SHORT EXERCISE: Keep the pictures out and restate every record exactly.

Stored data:
Begin

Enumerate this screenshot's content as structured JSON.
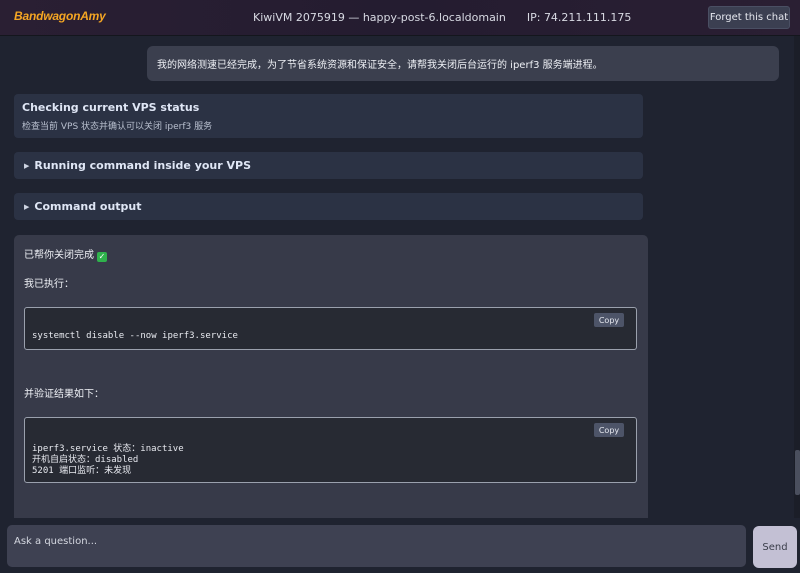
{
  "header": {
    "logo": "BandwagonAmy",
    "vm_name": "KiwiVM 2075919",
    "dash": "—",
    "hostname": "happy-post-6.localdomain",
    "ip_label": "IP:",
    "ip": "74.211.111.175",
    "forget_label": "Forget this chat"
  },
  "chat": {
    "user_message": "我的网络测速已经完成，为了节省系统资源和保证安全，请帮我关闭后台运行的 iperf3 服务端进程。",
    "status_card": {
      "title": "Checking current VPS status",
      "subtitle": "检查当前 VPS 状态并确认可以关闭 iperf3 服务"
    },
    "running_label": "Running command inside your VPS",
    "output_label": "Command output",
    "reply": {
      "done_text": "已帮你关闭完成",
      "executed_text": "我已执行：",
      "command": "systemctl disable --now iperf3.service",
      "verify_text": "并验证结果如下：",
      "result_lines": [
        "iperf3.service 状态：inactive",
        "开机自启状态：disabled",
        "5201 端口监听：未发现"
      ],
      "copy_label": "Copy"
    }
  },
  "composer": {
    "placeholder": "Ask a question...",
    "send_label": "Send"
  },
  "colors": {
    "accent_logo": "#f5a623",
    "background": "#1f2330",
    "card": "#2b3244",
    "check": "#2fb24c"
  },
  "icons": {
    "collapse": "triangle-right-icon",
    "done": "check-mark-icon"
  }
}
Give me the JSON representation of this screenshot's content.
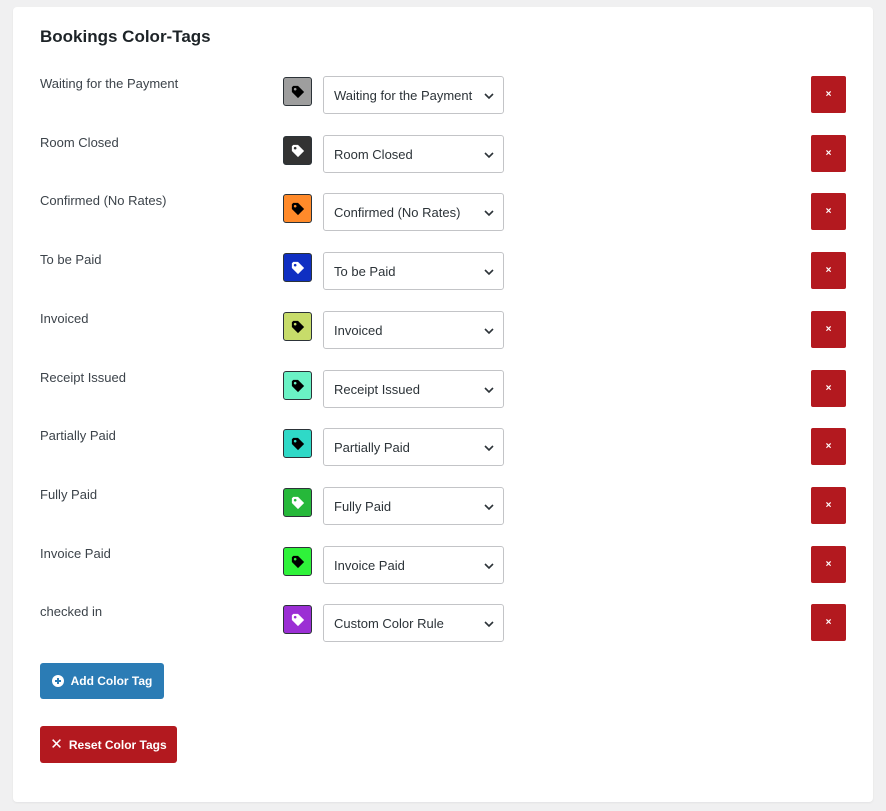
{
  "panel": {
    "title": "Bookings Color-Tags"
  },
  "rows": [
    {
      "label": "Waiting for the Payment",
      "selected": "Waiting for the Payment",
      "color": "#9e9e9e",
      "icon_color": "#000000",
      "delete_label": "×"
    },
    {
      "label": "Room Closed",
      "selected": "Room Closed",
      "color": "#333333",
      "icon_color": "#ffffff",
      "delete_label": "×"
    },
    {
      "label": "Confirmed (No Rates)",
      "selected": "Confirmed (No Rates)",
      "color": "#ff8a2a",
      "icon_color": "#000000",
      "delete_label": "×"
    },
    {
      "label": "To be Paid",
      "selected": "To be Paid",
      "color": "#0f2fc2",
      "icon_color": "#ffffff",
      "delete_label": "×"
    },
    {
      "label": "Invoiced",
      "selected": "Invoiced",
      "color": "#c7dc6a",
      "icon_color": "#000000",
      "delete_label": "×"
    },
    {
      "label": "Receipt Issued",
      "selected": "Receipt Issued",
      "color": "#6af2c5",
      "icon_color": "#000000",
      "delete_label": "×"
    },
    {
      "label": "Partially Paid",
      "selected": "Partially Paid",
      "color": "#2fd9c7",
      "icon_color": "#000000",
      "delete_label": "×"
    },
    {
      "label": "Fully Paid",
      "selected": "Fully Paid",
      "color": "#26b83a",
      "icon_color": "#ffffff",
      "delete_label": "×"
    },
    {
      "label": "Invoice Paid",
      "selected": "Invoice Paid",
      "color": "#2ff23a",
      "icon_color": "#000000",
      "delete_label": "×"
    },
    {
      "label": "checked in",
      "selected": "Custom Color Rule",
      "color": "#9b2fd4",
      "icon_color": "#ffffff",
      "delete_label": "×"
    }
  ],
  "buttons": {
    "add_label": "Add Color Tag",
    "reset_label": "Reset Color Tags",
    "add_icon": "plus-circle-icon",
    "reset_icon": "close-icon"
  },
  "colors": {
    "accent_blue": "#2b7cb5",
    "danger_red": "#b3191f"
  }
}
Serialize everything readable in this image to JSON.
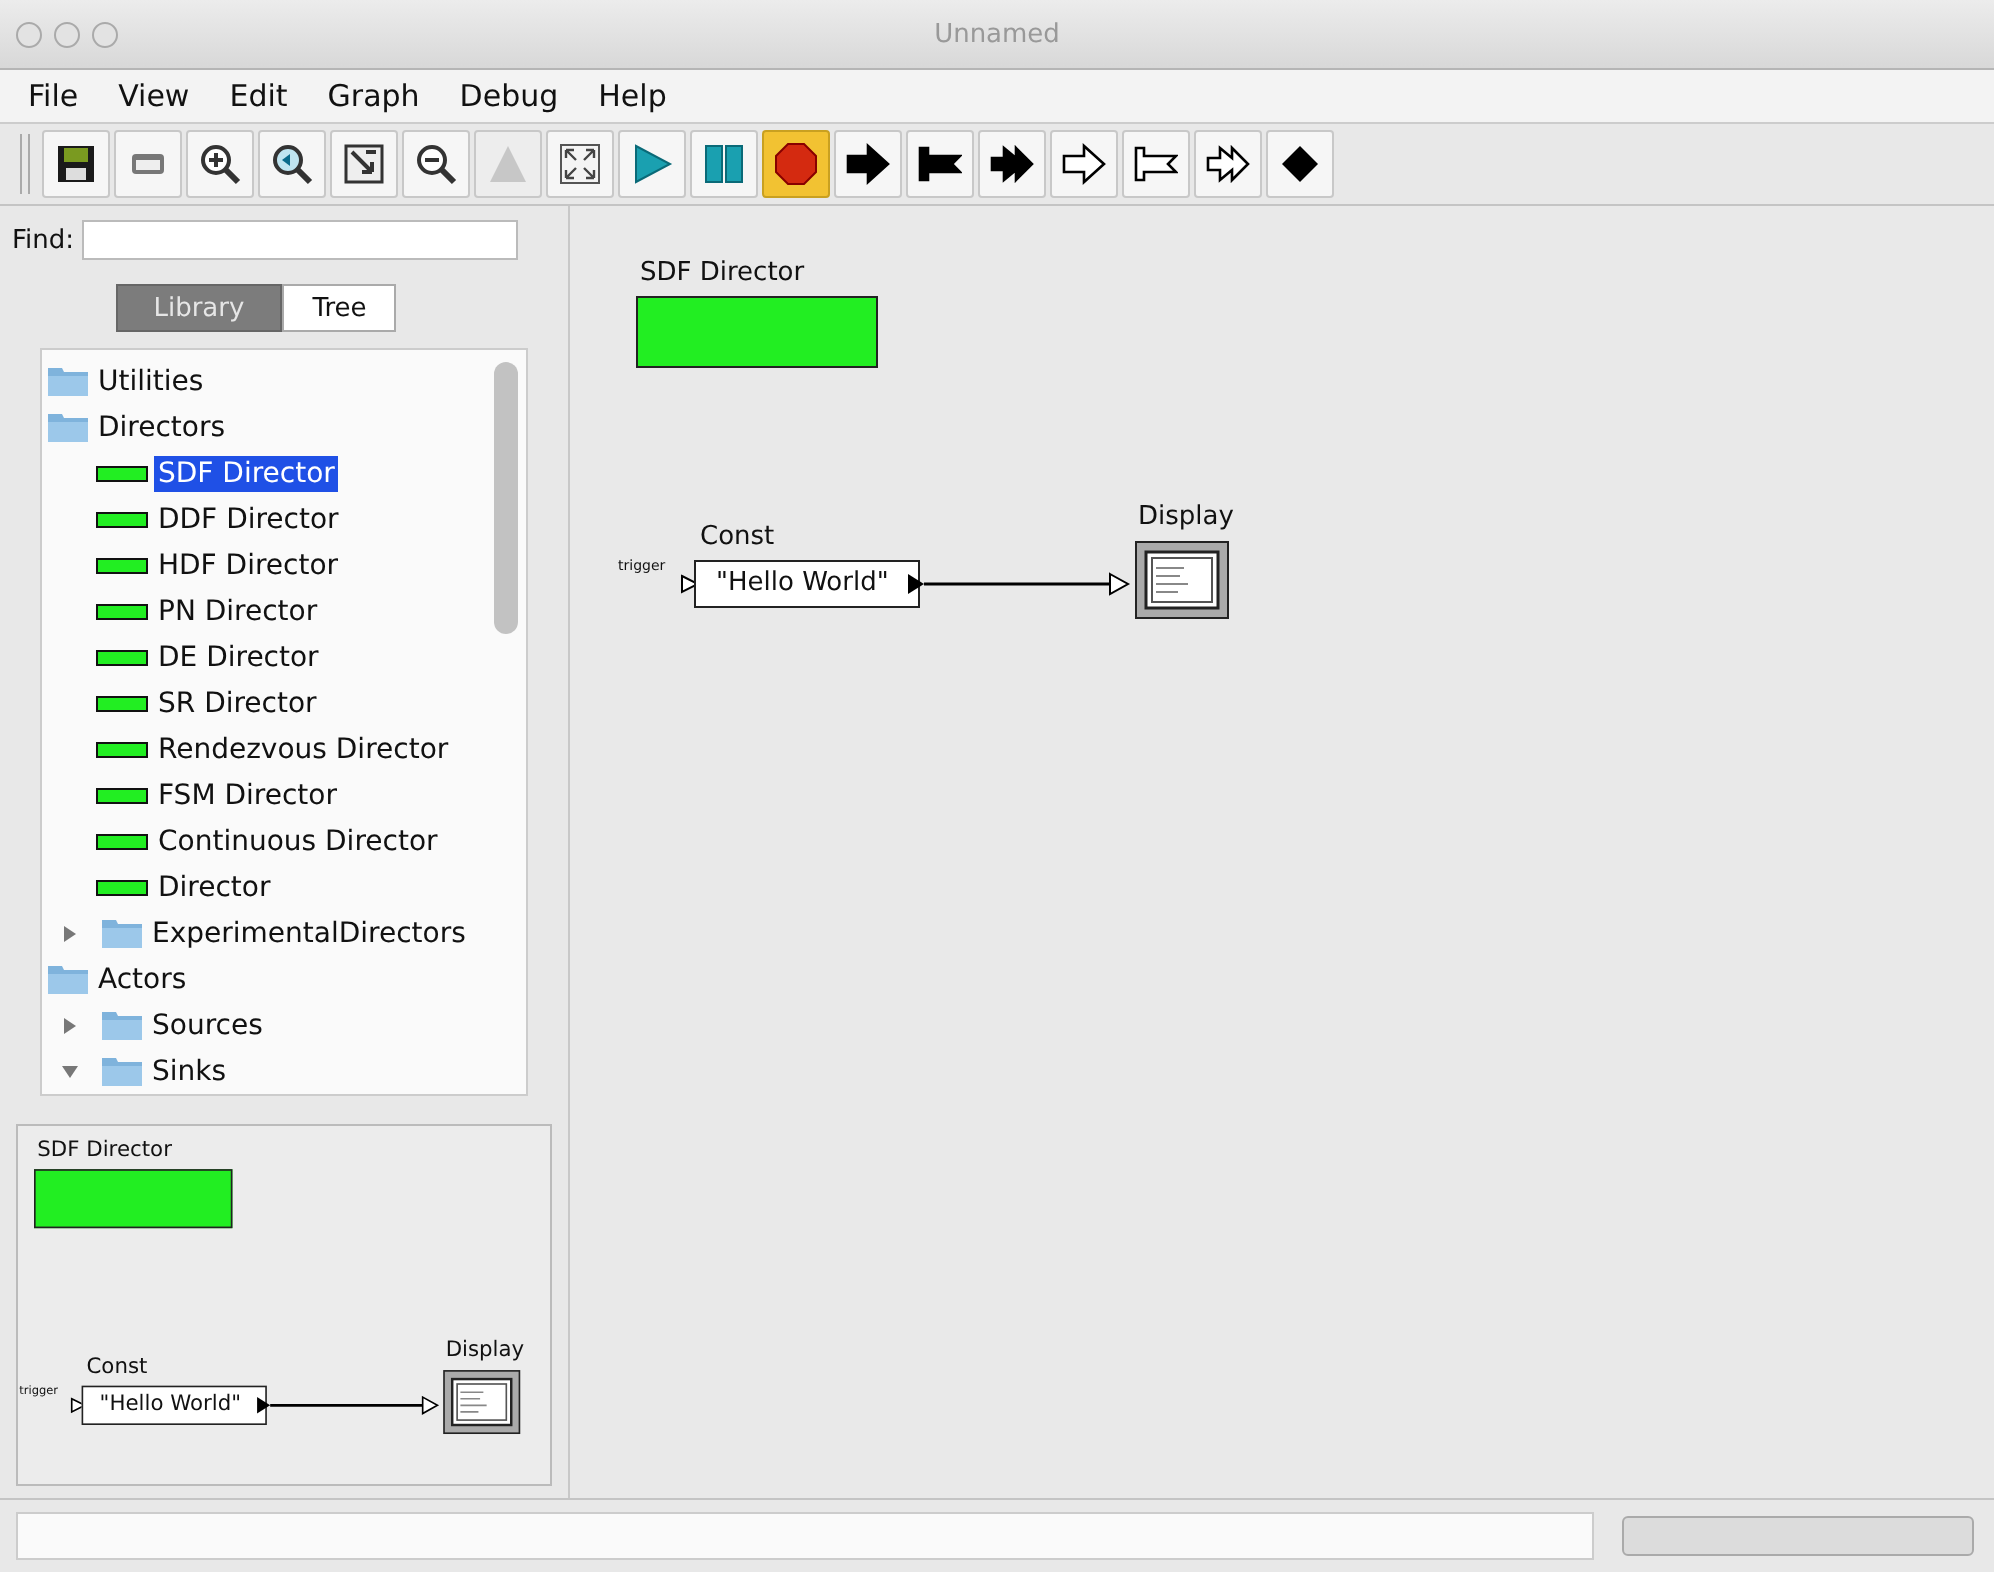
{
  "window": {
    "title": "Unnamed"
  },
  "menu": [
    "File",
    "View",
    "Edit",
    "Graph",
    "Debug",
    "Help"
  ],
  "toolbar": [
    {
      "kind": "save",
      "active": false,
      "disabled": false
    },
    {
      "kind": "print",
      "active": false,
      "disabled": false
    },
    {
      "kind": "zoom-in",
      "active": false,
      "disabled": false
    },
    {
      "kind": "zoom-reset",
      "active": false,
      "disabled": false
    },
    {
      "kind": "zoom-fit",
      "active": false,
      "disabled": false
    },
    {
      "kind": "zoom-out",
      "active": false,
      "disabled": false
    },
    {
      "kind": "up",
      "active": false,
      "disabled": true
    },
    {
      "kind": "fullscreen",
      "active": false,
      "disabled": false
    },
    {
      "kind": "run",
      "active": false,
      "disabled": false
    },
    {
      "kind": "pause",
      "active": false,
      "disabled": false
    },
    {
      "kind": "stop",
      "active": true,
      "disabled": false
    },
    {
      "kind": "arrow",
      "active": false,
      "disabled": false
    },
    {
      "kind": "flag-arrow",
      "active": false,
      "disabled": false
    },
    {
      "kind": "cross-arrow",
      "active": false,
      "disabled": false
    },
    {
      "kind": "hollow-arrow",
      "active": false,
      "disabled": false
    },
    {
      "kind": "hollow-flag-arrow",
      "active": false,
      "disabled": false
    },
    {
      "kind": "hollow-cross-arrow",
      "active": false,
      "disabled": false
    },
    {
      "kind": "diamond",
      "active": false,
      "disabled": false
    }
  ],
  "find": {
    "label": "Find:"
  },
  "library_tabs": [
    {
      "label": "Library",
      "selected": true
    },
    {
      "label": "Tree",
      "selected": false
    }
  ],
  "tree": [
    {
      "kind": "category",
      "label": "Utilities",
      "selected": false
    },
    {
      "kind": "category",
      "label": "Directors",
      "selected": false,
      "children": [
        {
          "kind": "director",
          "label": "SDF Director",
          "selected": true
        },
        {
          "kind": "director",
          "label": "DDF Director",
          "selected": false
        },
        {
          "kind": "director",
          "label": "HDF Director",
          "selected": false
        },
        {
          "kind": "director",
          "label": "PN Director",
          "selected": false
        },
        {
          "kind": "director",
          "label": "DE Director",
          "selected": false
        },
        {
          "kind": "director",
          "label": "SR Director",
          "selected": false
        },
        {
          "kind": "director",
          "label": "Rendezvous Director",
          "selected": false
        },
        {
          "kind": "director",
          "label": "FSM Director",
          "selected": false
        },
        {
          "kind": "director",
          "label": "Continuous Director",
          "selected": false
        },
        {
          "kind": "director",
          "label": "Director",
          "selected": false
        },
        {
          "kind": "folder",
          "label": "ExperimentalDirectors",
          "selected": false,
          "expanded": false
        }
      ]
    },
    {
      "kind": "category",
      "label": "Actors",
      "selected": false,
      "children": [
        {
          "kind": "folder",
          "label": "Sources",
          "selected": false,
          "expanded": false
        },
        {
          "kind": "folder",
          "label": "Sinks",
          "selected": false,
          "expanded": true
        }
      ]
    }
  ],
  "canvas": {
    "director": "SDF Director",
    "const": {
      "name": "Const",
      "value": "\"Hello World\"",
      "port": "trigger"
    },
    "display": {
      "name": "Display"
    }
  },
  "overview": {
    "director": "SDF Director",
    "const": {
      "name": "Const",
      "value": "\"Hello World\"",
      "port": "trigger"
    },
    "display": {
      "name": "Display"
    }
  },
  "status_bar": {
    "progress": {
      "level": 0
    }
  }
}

End

RESPONSE:
Enumerate this screenshot's content as structured JSON.
{
  "header": {
    "logo": "BandwagonAmy",
    "vm_name": "KiwiVM 2075919",
    "dash": "—",
    "hostname": "happy-post-6.localdomain",
    "ip_label": "IP:",
    "ip": "74.211.111.175",
    "forget_label": "Forget this chat"
  },
  "chat": {
    "user_message": "我的网络测速已经完成，为了节省系统资源和保证安全，请帮我关闭后台运行的 iperf3 服务端进程。",
    "status_card": {
      "title": "Checking current VPS status",
      "subtitle": "检查当前 VPS 状态并确认可以关闭 iperf3 服务"
    },
    "running_label": "Running command inside your VPS",
    "output_label": "Command output",
    "reply": {
      "done_text": "已帮你关闭完成",
      "executed_text": "我已执行：",
      "command": "systemctl disable --now iperf3.service",
      "verify_text": "并验证结果如下：",
      "result_lines": [
        "iperf3.service 状态：inactive",
        "开机自启状态：disabled",
        "5201 端口监听：未发现"
      ],
      "copy_label": "Copy"
    }
  },
  "composer": {
    "placeholder": "Ask a question...",
    "send_label": "Send"
  },
  "colors": {
    "accent_logo": "#f5a623",
    "background": "#1f2330",
    "card": "#2b3244",
    "check": "#2fb24c"
  },
  "icons": {
    "collapse": "triangle-right-icon",
    "done": "check-mark-icon"
  }
}
Give me the JSON representation of this screenshot's content.
{
  "panel": {
    "title": "Bookings Color-Tags"
  },
  "rows": [
    {
      "label": "Waiting for the Payment",
      "selected": "Waiting for the Payment",
      "color": "#9e9e9e",
      "icon_color": "#000000",
      "delete_label": "×"
    },
    {
      "label": "Room Closed",
      "selected": "Room Closed",
      "color": "#333333",
      "icon_color": "#ffffff",
      "delete_label": "×"
    },
    {
      "label": "Confirmed (No Rates)",
      "selected": "Confirmed (No Rates)",
      "color": "#ff8a2a",
      "icon_color": "#000000",
      "delete_label": "×"
    },
    {
      "label": "To be Paid",
      "selected": "To be Paid",
      "color": "#0f2fc2",
      "icon_color": "#ffffff",
      "delete_label": "×"
    },
    {
      "label": "Invoiced",
      "selected": "Invoiced",
      "color": "#c7dc6a",
      "icon_color": "#000000",
      "delete_label": "×"
    },
    {
      "label": "Receipt Issued",
      "selected": "Receipt Issued",
      "color": "#6af2c5",
      "icon_color": "#000000",
      "delete_label": "×"
    },
    {
      "label": "Partially Paid",
      "selected": "Partially Paid",
      "color": "#2fd9c7",
      "icon_color": "#000000",
      "delete_label": "×"
    },
    {
      "label": "Fully Paid",
      "selected": "Fully Paid",
      "color": "#26b83a",
      "icon_color": "#ffffff",
      "delete_label": "×"
    },
    {
      "label": "Invoice Paid",
      "selected": "Invoice Paid",
      "color": "#2ff23a",
      "icon_color": "#000000",
      "delete_label": "×"
    },
    {
      "label": "checked in",
      "selected": "Custom Color Rule",
      "color": "#9b2fd4",
      "icon_color": "#ffffff",
      "delete_label": "×"
    }
  ],
  "buttons": {
    "add_label": "Add Color Tag",
    "reset_label": "Reset Color Tags",
    "add_icon": "plus-circle-icon",
    "reset_icon": "close-icon"
  },
  "colors": {
    "accent_blue": "#2b7cb5",
    "danger_red": "#b3191f"
  }
}
Serialize everything readable in this image to JSON.
{
  "window": {
    "title": "Unnamed"
  },
  "menu": [
    "File",
    "View",
    "Edit",
    "Graph",
    "Debug",
    "Help"
  ],
  "toolbar": [
    {
      "kind": "save",
      "active": false,
      "disabled": false
    },
    {
      "kind": "print",
      "active": false,
      "disabled": false
    },
    {
      "kind": "zoom-in",
      "active": false,
      "disabled": false
    },
    {
      "kind": "zoom-reset",
      "active": false,
      "disabled": false
    },
    {
      "kind": "zoom-fit",
      "active": false,
      "disabled": false
    },
    {
      "kind": "zoom-out",
      "active": false,
      "disabled": false
    },
    {
      "kind": "up",
      "active": false,
      "disabled": true
    },
    {
      "kind": "fullscreen",
      "active": false,
      "disabled": false
    },
    {
      "kind": "run",
      "active": false,
      "disabled": false
    },
    {
      "kind": "pause",
      "active": false,
      "disabled": false
    },
    {
      "kind": "stop",
      "active": true,
      "disabled": false
    },
    {
      "kind": "arrow",
      "active": false,
      "disabled": false
    },
    {
      "kind": "flag-arrow",
      "active": false,
      "disabled": false
    },
    {
      "kind": "cross-arrow",
      "active": false,
      "disabled": false
    },
    {
      "kind": "hollow-arrow",
      "active": false,
      "disabled": false
    },
    {
      "kind": "hollow-flag-arrow",
      "active": false,
      "disabled": false
    },
    {
      "kind": "hollow-cross-arrow",
      "active": false,
      "disabled": false
    },
    {
      "kind": "diamond",
      "active": false,
      "disabled": false
    }
  ],
  "find": {
    "label": "Find:"
  },
  "library_tabs": [
    {
      "label": "Library",
      "selected": true
    },
    {
      "label": "Tree",
      "selected": false
    }
  ],
  "tree": [
    {
      "kind": "category",
      "label": "Utilities",
      "selected": false
    },
    {
      "kind": "category",
      "label": "Directors",
      "selected": false,
      "children": [
        {
          "kind": "director",
          "label": "SDF Director",
          "selected": true
        },
        {
          "kind": "director",
          "label": "DDF Director",
          "selected": false
        },
        {
          "kind": "director",
          "label": "HDF Director",
          "selected": false
        },
        {
          "kind": "director",
          "label": "PN Director",
          "selected": false
        },
        {
          "kind": "director",
          "label": "DE Director",
          "selected": false
        },
        {
          "kind": "director",
          "label": "SR Director",
          "selected": false
        },
        {
          "kind": "director",
          "label": "Rendezvous Director",
          "selected": false
        },
        {
          "kind": "director",
          "label": "FSM Director",
          "selected": false
        },
        {
          "kind": "director",
          "label": "Continuous Director",
          "selected": false
        },
        {
          "kind": "director",
          "label": "Director",
          "selected": false
        },
        {
          "kind": "folder",
          "label": "ExperimentalDirectors",
          "selected": false,
          "expanded": false
        }
      ]
    },
    {
      "kind": "category",
      "label": "Actors",
      "selected": false,
      "children": [
        {
          "kind": "folder",
          "label": "Sources",
          "selected": false,
          "expanded": false
        },
        {
          "kind": "folder",
          "label": "Sinks",
          "selected": false,
          "expanded": true
        }
      ]
    }
  ],
  "canvas": {
    "director": "SDF Director",
    "const": {
      "name": "Const",
      "value": "\"Hello World\"",
      "port": "trigger"
    },
    "display": {
      "name": "Display"
    }
  },
  "overview": {
    "director": "SDF Director",
    "const": {
      "name": "Const",
      "value": "\"Hello World\"",
      "port": "trigger"
    },
    "display": {
      "name": "Display"
    }
  },
  "status_bar": {
    "progress": {
      "level": 0
    }
  }
}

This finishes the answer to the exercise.